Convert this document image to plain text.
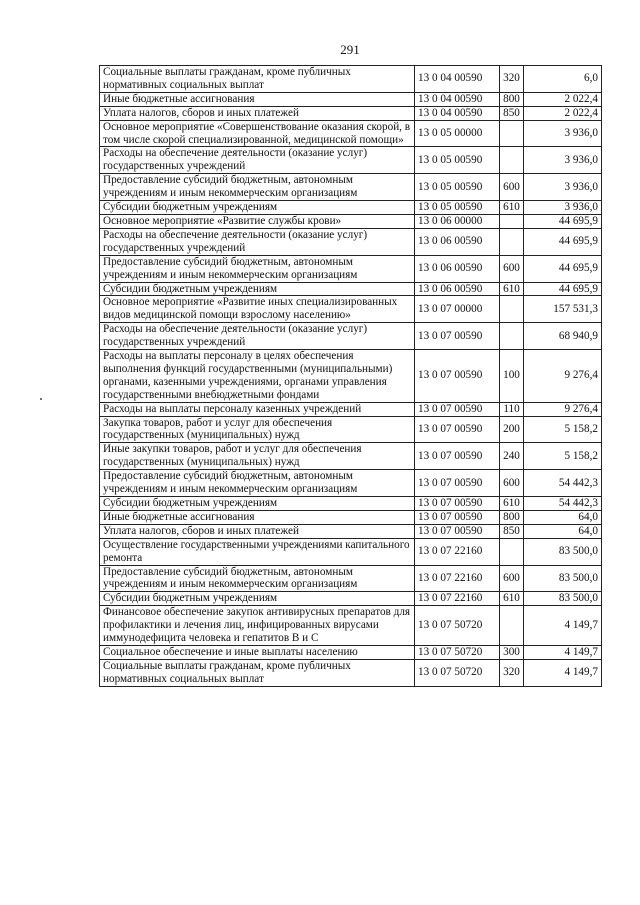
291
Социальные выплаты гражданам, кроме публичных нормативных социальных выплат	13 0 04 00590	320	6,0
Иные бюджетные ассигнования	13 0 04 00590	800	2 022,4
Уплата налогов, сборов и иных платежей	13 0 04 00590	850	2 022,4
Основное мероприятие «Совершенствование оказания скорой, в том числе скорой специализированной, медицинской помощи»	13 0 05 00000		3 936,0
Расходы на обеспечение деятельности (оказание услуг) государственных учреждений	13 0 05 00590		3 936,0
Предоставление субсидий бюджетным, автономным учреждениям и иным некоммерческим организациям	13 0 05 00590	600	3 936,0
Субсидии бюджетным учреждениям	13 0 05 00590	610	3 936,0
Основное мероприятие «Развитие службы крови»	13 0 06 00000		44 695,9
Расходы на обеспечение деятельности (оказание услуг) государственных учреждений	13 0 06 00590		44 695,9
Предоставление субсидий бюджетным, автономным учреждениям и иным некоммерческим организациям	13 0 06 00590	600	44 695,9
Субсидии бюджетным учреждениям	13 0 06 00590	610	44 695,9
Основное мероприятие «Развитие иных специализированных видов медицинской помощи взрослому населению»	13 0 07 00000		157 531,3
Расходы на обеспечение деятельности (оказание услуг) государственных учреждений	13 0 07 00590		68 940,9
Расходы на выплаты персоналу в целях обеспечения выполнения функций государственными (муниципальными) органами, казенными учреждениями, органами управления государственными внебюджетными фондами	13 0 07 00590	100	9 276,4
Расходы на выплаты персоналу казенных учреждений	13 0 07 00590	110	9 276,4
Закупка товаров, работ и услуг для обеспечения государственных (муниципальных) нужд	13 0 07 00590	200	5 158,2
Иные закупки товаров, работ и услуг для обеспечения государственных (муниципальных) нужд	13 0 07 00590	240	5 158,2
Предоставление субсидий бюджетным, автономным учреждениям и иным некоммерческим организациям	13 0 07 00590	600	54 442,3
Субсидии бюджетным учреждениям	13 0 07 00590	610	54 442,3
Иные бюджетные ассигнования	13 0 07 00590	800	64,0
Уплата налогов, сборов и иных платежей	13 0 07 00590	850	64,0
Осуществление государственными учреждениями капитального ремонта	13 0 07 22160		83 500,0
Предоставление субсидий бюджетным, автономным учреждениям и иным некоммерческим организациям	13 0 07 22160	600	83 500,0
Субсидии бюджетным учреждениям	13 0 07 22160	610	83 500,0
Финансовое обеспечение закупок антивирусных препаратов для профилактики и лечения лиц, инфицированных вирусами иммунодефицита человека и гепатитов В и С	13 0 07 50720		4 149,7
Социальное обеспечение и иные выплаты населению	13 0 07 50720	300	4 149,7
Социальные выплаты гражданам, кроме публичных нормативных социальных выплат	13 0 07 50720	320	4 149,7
====================
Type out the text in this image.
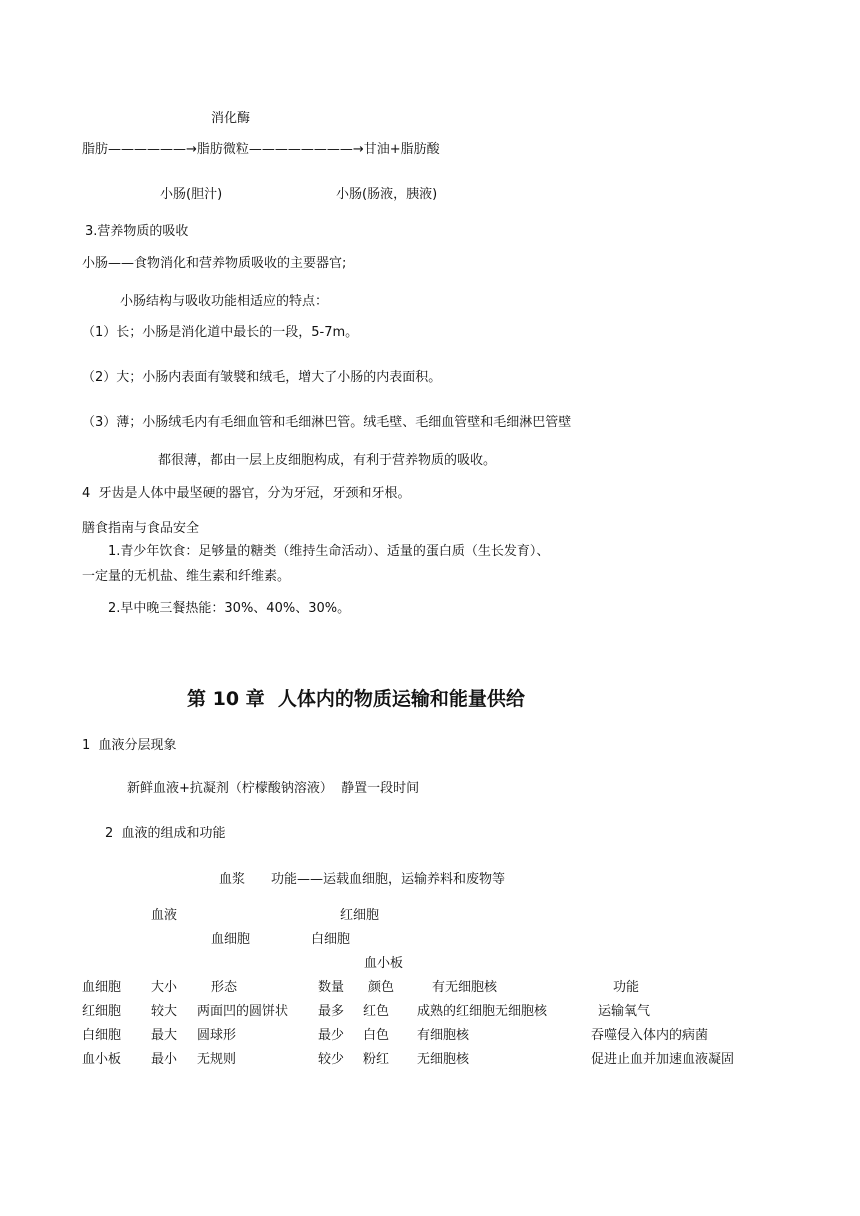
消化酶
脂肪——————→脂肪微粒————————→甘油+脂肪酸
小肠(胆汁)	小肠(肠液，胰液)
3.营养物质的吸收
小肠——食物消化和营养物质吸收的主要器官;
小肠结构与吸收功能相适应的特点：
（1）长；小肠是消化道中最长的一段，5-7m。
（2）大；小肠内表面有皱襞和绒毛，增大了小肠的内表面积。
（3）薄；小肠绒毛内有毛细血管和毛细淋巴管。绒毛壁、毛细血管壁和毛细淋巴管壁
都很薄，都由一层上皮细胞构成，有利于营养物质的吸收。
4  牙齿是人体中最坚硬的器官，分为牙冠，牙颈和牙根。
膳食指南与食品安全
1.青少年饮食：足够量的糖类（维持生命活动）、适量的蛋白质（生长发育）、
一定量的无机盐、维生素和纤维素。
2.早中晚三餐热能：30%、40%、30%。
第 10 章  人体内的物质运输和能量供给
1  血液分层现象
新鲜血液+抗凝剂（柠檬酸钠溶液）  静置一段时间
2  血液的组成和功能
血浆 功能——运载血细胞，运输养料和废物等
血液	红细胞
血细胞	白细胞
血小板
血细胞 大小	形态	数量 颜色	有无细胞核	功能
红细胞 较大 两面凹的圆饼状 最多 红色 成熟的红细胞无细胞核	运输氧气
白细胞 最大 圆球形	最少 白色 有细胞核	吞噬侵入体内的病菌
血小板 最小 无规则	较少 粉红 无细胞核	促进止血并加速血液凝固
====================
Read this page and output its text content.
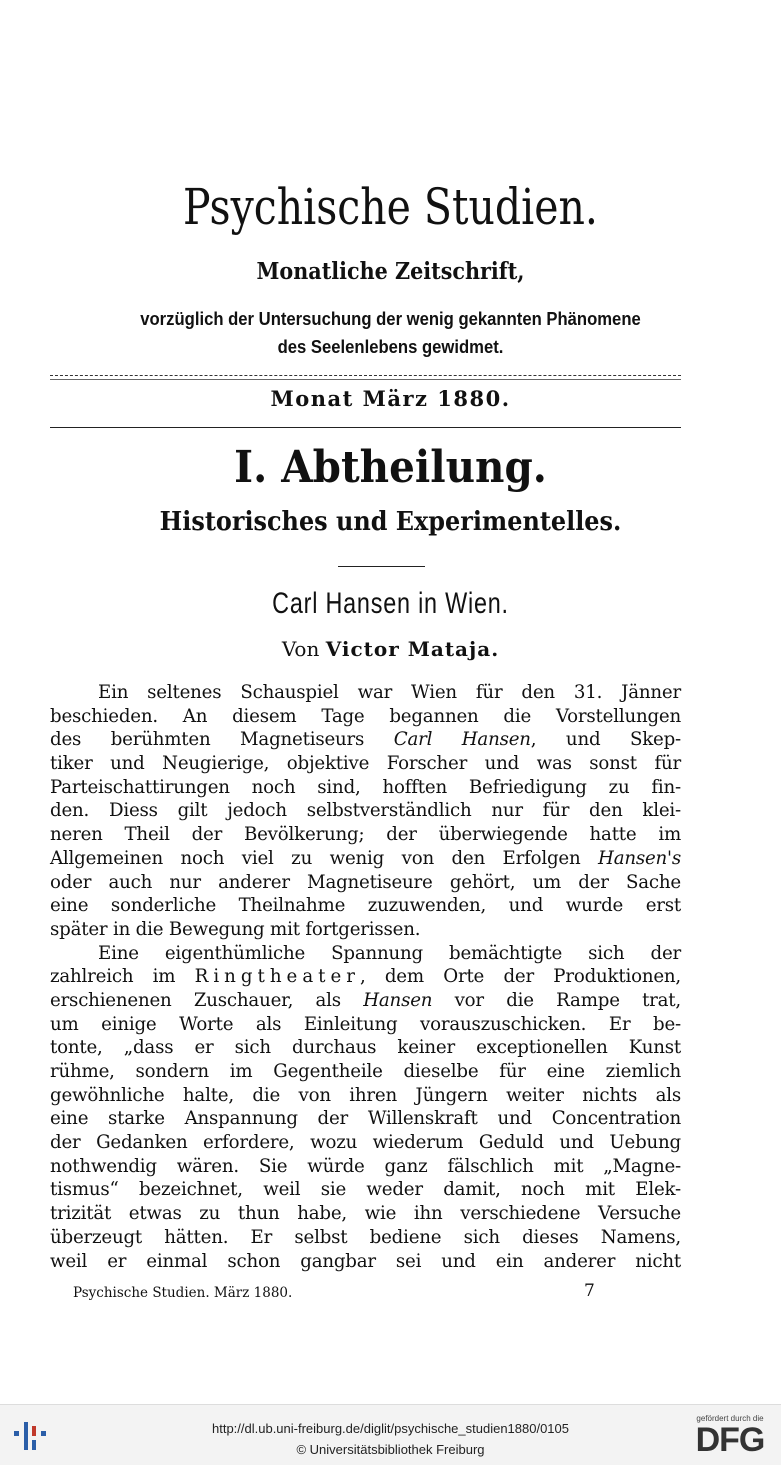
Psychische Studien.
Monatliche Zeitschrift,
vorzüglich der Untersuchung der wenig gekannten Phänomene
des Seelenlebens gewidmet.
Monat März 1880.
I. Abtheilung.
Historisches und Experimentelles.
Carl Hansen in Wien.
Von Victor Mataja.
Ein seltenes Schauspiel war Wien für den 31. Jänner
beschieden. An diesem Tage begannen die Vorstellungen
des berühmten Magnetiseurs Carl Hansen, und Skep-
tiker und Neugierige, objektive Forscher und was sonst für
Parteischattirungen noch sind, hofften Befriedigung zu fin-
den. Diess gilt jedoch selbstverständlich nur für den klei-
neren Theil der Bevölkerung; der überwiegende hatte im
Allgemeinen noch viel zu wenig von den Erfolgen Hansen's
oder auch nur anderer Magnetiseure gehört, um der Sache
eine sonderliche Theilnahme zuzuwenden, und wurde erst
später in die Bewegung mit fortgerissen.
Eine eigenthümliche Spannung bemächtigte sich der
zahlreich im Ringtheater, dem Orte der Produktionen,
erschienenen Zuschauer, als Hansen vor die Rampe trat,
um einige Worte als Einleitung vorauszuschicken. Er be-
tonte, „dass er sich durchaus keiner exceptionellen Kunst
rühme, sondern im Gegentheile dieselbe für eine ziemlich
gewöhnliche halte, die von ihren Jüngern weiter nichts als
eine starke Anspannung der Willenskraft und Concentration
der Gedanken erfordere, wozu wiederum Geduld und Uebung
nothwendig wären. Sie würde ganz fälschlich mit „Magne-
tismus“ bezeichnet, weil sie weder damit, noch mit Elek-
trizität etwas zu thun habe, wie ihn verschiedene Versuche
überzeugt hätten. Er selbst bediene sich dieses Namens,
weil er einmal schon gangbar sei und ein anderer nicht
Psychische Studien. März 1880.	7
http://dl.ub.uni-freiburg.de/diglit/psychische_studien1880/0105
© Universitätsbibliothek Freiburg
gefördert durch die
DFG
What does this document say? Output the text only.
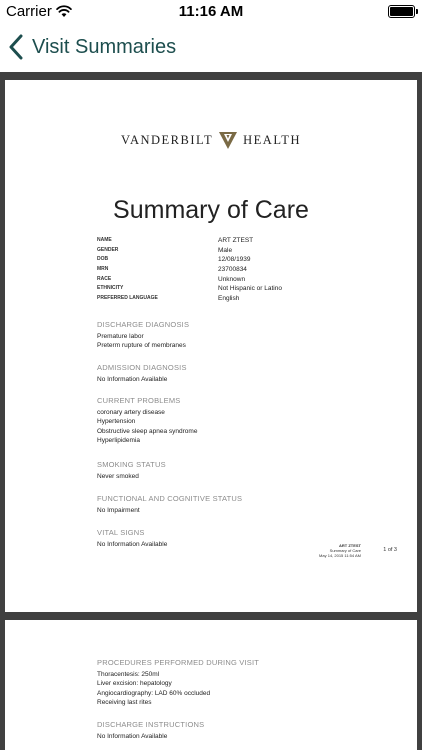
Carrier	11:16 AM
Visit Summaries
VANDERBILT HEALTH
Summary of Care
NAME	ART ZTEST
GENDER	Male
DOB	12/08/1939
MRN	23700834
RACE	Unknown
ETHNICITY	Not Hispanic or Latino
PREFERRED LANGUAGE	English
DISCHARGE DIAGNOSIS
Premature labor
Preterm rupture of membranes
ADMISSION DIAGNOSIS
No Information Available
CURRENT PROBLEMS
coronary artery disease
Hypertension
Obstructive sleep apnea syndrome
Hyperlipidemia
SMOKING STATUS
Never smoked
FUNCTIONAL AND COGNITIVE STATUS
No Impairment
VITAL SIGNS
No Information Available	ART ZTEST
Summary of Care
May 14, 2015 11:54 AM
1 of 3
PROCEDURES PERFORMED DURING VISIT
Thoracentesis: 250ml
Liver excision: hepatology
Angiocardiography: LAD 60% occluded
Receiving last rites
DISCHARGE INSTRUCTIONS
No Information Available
====================
- [Task prompt]:
Look through the entries above; copy every line holding the string "STATUS".

- [Final result]:
SMOKING STATUS
FUNCTIONAL AND COGNITIVE STATUS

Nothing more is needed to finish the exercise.